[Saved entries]
-- Begin --
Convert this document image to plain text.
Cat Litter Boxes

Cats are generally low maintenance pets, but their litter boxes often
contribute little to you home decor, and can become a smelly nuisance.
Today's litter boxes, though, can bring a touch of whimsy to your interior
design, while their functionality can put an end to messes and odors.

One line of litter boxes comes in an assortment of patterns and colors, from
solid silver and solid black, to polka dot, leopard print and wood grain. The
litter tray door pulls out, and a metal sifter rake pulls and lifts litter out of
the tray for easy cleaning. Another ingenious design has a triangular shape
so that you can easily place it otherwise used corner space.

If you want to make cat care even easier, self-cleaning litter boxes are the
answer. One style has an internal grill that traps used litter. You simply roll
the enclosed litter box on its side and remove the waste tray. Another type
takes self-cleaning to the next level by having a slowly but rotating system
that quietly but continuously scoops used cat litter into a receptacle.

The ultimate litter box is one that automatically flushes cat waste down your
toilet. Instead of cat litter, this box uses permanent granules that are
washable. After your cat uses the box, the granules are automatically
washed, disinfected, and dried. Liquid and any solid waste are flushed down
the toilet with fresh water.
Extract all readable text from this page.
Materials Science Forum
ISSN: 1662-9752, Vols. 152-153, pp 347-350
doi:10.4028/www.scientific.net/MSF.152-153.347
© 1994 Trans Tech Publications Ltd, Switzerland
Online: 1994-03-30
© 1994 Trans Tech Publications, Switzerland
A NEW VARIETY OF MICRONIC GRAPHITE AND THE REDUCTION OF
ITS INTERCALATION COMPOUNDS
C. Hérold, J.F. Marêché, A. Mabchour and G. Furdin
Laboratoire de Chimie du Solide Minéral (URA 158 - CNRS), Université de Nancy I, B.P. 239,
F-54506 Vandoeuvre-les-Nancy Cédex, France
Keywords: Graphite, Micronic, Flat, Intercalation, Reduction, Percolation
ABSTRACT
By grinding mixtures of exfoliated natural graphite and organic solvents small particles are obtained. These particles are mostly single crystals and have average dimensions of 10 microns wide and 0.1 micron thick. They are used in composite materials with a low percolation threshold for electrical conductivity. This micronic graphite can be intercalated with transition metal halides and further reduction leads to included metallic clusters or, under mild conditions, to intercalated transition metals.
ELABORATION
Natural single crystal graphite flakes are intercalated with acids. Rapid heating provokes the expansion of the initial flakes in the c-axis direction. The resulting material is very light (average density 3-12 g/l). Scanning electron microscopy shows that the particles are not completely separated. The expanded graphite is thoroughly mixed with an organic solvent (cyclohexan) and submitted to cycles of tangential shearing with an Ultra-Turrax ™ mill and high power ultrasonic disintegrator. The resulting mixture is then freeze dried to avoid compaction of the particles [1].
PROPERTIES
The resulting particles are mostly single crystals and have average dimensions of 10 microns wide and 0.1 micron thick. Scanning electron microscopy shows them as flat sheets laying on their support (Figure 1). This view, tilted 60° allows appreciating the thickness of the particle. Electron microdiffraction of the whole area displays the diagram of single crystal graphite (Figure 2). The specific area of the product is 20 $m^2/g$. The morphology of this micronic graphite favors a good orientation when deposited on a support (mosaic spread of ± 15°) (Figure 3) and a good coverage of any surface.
-- End --
◆ **Stated exercise**: Lines of the material that contain the word "your" are to be gathered.

◆ **Result for this task**:
Today's litter boxes, though, can bring a touch of whimsy to your interior
The ultimate litter box is one that automatically flushes cat waste down your
washable. After your cat uses the box, the granules are automatically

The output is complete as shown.